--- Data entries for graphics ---
-- Begin --
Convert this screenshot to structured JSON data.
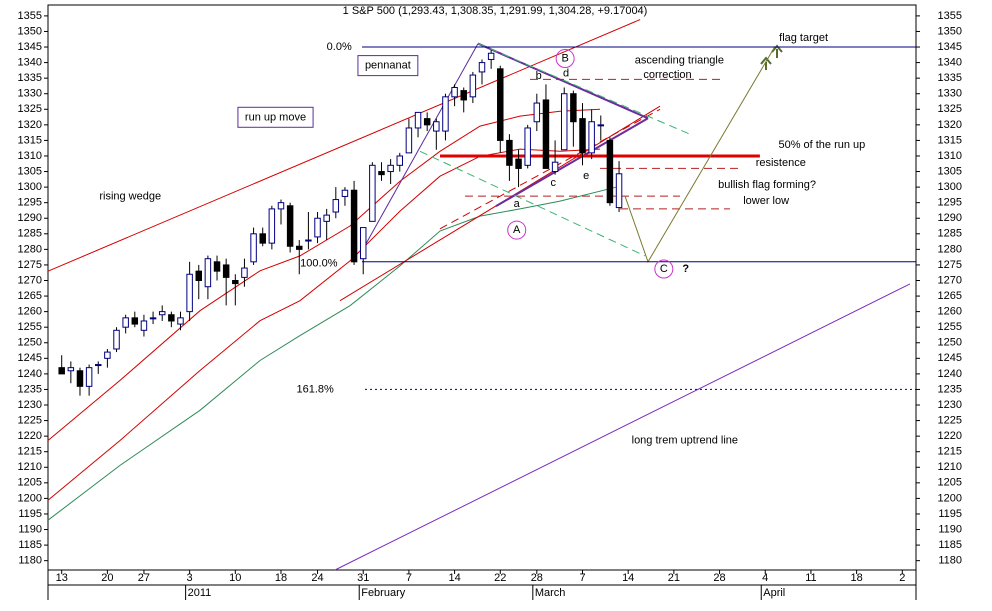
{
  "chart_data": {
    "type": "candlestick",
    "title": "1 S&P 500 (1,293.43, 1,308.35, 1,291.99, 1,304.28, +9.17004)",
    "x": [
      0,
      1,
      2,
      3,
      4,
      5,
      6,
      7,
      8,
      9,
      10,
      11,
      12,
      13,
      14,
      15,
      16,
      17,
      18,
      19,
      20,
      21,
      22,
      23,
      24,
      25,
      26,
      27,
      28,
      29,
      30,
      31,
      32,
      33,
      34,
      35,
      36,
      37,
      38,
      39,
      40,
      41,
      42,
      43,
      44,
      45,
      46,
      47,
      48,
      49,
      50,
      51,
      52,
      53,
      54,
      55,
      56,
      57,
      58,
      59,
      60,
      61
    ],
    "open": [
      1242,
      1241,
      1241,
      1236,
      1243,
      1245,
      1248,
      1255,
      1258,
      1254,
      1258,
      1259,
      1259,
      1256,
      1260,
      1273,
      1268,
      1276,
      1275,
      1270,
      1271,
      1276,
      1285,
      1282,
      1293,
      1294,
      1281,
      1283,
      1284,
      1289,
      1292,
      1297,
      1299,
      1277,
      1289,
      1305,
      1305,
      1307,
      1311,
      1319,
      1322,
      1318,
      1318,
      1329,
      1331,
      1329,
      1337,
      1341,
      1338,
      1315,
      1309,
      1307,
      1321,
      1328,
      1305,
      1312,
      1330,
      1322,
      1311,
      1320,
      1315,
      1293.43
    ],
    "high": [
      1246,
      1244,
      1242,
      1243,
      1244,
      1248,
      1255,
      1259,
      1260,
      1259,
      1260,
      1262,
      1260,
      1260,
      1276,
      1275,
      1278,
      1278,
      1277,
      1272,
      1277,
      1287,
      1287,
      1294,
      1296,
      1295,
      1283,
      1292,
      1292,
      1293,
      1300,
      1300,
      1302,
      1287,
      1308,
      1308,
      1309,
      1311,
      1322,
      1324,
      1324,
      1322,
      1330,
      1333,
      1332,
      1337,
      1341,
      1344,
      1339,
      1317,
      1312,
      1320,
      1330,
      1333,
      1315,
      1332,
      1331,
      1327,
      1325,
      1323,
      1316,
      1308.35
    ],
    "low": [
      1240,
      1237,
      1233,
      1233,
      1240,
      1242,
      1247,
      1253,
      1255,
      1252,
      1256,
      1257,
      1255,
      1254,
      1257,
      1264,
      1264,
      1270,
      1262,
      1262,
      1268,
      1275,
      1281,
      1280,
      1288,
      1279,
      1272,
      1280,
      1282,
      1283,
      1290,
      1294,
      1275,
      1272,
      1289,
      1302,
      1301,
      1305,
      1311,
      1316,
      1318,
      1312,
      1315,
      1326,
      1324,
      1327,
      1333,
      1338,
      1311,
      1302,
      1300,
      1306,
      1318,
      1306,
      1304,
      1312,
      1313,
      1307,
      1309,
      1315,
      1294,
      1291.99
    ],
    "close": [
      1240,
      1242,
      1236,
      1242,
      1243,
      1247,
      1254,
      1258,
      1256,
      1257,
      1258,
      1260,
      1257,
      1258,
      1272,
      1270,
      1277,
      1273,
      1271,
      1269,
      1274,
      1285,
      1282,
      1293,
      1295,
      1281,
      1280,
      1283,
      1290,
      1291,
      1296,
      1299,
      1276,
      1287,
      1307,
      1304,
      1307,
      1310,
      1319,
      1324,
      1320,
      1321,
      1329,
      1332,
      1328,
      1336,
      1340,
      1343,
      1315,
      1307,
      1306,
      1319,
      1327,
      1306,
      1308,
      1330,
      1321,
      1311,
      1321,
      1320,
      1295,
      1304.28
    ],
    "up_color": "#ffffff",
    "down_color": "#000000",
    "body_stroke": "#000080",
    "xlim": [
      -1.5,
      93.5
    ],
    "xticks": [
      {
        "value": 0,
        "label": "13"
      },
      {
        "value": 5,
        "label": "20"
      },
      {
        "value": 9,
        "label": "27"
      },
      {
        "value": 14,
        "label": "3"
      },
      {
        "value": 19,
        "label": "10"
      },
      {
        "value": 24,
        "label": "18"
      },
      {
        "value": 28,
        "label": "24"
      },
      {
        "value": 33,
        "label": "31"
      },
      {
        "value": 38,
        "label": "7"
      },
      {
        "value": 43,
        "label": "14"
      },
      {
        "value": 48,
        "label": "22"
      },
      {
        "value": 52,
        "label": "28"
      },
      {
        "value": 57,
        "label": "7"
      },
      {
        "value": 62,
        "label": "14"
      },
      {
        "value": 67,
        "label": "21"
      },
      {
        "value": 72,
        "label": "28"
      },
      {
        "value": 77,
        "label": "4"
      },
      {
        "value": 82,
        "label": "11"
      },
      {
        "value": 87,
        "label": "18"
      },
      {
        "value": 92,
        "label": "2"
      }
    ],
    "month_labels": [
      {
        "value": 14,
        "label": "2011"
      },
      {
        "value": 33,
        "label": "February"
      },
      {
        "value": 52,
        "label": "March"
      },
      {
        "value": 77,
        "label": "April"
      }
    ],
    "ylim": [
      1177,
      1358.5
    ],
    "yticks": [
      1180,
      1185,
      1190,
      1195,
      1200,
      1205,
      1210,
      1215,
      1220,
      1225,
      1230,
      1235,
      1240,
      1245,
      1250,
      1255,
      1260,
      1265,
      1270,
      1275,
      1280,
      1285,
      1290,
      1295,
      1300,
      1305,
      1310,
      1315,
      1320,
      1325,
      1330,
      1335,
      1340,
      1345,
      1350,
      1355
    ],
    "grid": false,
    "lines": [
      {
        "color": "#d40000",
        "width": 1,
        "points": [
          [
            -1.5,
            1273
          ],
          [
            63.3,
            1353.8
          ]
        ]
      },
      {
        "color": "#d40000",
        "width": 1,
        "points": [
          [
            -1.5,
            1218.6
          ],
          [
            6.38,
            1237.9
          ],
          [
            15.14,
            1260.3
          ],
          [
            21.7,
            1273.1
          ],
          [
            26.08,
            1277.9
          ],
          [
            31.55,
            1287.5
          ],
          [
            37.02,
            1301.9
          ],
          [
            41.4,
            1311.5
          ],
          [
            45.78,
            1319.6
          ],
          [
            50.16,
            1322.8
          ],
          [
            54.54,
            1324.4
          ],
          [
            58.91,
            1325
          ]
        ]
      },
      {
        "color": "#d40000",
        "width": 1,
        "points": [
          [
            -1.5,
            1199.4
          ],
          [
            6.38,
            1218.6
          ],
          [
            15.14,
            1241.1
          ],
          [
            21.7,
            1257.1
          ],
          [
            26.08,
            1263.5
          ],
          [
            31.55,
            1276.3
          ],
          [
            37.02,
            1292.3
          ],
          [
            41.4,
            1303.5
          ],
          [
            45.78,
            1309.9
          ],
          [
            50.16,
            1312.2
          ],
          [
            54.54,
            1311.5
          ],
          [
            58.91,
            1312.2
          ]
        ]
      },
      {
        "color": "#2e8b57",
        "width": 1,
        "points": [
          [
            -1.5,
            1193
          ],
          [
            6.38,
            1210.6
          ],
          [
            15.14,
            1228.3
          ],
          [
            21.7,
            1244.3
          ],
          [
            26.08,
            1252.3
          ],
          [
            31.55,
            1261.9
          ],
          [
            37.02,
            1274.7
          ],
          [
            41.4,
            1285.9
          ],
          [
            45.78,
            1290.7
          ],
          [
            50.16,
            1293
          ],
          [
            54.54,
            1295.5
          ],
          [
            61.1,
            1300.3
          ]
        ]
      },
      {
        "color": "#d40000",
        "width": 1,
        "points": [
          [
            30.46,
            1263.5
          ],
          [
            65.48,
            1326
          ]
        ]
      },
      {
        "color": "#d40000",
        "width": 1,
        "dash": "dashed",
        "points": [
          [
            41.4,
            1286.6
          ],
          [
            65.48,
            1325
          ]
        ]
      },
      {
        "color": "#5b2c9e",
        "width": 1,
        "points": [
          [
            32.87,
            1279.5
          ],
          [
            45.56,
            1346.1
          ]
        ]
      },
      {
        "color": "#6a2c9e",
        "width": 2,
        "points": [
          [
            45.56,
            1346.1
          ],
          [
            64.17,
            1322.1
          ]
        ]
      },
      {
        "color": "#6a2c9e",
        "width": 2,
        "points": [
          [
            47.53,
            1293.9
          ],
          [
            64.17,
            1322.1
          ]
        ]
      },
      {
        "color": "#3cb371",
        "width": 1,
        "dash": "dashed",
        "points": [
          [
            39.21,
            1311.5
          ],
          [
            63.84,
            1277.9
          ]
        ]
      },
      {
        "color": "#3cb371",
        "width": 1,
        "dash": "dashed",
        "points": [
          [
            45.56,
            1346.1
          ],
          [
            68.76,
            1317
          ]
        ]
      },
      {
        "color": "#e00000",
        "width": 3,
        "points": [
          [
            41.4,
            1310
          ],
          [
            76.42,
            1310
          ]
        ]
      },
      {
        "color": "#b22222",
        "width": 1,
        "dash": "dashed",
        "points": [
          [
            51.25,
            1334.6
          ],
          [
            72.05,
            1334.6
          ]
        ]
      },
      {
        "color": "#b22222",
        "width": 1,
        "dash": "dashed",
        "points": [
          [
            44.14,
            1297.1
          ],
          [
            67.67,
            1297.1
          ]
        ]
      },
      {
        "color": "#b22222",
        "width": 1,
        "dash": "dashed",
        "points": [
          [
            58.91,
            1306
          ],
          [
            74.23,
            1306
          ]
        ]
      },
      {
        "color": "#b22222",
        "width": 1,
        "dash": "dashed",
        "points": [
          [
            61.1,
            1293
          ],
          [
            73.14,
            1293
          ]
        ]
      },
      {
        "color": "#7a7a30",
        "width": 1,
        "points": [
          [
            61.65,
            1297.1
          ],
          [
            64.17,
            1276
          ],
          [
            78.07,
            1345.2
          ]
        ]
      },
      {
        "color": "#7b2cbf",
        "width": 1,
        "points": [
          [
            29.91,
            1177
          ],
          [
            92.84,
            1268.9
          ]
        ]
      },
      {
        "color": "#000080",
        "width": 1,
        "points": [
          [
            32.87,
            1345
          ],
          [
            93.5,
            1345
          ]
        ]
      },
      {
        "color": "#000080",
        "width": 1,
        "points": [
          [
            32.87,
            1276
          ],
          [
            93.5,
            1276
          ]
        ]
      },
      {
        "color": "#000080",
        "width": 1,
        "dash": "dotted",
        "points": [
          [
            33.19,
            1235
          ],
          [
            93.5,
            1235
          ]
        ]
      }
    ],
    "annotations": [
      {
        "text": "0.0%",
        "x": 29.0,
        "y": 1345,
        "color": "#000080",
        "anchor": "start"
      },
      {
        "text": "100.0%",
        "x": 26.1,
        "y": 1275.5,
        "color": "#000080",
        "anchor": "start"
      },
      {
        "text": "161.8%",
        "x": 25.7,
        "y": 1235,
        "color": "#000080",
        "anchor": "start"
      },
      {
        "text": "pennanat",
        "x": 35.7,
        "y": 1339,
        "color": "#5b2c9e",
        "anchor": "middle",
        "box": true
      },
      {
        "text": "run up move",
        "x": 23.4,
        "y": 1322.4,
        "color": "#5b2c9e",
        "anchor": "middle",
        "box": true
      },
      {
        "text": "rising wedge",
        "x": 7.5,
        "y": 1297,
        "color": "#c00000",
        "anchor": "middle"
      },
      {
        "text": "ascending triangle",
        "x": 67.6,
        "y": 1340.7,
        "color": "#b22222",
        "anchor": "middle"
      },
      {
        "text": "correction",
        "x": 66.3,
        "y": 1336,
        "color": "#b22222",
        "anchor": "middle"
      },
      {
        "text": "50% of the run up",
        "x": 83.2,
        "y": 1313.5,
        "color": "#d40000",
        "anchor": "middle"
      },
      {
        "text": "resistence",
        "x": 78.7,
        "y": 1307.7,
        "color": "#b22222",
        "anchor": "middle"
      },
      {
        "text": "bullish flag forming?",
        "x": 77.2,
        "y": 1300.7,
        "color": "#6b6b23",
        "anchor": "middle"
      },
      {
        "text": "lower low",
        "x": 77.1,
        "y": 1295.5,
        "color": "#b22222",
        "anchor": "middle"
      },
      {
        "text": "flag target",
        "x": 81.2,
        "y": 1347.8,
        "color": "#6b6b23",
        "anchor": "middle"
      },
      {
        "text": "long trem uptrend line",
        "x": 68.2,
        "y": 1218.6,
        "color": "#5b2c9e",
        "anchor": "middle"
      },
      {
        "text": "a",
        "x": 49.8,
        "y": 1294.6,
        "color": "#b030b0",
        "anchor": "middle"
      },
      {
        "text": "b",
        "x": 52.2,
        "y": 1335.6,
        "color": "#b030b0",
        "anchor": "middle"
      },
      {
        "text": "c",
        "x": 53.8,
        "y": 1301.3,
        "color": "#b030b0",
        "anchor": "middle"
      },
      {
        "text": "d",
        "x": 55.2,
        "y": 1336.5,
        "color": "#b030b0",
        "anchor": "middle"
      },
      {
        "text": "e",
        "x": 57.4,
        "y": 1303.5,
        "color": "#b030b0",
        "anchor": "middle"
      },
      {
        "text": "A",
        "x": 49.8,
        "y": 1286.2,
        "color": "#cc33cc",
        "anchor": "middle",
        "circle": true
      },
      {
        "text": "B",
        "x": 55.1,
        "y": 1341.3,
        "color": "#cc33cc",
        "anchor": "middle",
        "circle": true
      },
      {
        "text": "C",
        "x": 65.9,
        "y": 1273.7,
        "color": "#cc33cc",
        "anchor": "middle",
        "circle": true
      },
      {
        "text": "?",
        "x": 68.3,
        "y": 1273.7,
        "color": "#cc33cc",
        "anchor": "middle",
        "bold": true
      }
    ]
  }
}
-- End --
-- Begin --
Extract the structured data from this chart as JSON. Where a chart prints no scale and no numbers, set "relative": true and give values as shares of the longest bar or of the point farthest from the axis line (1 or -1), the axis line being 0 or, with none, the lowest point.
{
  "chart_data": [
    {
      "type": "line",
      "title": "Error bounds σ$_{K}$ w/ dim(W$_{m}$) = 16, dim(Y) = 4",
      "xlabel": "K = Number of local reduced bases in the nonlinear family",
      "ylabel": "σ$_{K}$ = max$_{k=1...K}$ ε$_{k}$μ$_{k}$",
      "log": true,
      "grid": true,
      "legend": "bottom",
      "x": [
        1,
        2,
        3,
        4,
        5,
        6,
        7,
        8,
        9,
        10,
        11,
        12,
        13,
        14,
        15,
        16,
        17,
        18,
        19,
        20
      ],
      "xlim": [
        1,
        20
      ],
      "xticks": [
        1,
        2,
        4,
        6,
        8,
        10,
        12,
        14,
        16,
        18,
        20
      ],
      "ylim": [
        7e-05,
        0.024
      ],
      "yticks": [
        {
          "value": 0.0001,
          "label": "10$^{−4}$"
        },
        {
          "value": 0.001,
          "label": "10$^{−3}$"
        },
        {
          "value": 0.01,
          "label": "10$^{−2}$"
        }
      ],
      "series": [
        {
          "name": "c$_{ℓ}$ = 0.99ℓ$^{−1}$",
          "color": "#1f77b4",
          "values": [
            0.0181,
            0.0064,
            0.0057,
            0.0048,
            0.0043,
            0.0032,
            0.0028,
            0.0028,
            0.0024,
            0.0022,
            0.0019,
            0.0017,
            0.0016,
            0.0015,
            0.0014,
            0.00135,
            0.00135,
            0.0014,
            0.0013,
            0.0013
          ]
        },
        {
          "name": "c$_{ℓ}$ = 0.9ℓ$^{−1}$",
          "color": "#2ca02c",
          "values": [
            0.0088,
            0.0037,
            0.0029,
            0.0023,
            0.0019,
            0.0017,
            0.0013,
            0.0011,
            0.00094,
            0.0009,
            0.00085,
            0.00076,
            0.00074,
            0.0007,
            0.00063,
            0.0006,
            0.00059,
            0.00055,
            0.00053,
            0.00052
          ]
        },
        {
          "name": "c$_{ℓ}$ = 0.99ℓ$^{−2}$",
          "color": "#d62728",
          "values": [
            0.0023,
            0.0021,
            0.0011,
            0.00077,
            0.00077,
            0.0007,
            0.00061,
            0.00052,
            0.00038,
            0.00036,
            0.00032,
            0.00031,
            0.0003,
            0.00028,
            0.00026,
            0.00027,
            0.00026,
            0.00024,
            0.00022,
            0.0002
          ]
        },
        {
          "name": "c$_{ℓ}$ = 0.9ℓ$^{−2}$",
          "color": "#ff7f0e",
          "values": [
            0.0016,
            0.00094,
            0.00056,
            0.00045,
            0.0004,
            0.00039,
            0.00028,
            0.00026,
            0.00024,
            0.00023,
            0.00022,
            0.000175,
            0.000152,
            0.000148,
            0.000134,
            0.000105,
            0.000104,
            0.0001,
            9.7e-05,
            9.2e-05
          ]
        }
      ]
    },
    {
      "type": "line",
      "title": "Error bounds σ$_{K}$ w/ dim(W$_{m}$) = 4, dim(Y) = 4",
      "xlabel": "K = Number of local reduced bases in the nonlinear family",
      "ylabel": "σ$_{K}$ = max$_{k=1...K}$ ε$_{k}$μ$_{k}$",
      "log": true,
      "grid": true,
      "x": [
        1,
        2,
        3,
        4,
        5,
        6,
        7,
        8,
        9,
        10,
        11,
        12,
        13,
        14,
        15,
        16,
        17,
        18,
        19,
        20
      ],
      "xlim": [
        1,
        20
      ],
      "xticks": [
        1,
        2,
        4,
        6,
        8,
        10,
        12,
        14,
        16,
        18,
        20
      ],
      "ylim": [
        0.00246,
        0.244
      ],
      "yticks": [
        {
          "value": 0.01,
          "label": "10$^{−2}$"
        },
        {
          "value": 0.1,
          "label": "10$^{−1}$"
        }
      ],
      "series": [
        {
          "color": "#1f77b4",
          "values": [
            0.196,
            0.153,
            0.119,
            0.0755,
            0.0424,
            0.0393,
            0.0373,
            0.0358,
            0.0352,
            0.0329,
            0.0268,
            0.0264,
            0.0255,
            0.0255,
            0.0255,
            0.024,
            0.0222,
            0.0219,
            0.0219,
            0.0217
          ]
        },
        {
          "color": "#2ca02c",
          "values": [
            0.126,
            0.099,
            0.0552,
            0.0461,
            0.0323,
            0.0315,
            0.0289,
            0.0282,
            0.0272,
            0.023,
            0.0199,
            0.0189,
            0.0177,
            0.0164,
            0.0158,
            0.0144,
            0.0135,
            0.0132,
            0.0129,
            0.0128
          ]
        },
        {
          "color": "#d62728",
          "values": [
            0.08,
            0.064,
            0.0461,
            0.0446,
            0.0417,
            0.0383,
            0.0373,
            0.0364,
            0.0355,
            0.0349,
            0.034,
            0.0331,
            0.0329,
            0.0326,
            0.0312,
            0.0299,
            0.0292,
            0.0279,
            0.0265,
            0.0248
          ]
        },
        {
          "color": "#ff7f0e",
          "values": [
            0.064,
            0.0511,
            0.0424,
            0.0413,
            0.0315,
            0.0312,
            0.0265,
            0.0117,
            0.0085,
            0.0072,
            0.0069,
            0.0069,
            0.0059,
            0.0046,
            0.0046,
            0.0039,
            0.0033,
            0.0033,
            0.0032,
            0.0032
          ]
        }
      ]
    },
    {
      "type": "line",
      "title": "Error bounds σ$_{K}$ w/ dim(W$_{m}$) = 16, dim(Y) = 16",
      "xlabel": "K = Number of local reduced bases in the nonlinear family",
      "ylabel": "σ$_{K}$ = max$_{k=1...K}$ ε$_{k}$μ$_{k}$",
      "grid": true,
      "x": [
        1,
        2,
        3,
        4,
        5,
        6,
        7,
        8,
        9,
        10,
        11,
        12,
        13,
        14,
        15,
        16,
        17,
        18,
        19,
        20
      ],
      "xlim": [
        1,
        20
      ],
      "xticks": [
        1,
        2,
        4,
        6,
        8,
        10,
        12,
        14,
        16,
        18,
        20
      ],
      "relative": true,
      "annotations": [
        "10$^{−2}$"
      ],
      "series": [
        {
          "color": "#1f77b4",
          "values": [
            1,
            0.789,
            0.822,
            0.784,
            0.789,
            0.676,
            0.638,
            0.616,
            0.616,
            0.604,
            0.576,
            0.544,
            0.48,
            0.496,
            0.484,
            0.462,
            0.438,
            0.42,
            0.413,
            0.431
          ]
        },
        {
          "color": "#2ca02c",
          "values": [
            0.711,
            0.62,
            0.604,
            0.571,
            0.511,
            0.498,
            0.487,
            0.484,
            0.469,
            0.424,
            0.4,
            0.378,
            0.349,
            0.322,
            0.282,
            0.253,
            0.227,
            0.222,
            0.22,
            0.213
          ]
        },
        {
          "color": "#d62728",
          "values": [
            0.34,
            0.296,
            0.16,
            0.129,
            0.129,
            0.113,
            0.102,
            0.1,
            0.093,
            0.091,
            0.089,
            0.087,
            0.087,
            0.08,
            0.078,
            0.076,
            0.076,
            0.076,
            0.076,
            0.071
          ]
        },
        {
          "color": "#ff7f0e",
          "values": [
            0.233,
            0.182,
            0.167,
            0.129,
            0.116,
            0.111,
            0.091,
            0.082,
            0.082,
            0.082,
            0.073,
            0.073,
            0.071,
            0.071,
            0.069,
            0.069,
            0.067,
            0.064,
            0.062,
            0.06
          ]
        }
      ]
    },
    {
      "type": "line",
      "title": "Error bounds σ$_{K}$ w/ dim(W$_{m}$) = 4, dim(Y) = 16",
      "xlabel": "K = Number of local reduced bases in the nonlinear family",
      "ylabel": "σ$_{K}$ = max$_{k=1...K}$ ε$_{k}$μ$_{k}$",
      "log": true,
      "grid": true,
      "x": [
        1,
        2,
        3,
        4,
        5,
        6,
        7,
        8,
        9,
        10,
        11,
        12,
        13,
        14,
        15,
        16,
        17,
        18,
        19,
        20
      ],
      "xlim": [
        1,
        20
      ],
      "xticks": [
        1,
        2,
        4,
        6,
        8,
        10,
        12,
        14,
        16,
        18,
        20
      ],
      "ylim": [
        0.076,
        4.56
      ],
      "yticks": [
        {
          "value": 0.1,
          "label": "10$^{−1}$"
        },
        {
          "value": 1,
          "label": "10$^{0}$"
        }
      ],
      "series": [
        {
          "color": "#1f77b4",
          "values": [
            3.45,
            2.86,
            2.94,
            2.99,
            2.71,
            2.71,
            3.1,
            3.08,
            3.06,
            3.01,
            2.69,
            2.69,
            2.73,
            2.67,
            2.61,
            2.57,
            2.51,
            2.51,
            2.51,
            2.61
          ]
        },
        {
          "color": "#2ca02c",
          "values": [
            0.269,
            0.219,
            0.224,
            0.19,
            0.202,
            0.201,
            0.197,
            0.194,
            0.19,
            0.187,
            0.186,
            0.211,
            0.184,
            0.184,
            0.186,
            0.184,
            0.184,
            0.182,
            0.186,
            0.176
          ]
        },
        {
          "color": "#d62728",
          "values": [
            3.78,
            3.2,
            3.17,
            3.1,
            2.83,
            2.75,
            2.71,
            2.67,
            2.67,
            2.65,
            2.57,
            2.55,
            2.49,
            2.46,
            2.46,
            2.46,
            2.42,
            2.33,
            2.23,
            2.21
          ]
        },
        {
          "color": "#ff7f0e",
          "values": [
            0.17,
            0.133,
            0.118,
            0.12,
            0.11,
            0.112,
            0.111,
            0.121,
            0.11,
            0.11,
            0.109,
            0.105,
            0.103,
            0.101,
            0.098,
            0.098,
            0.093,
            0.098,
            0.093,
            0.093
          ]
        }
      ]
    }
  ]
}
-- End --
--- BRIEF ---
The records are above. How many lines in them contain the word "relative"? Give the number alone.

--- TASK ANSWER ---
2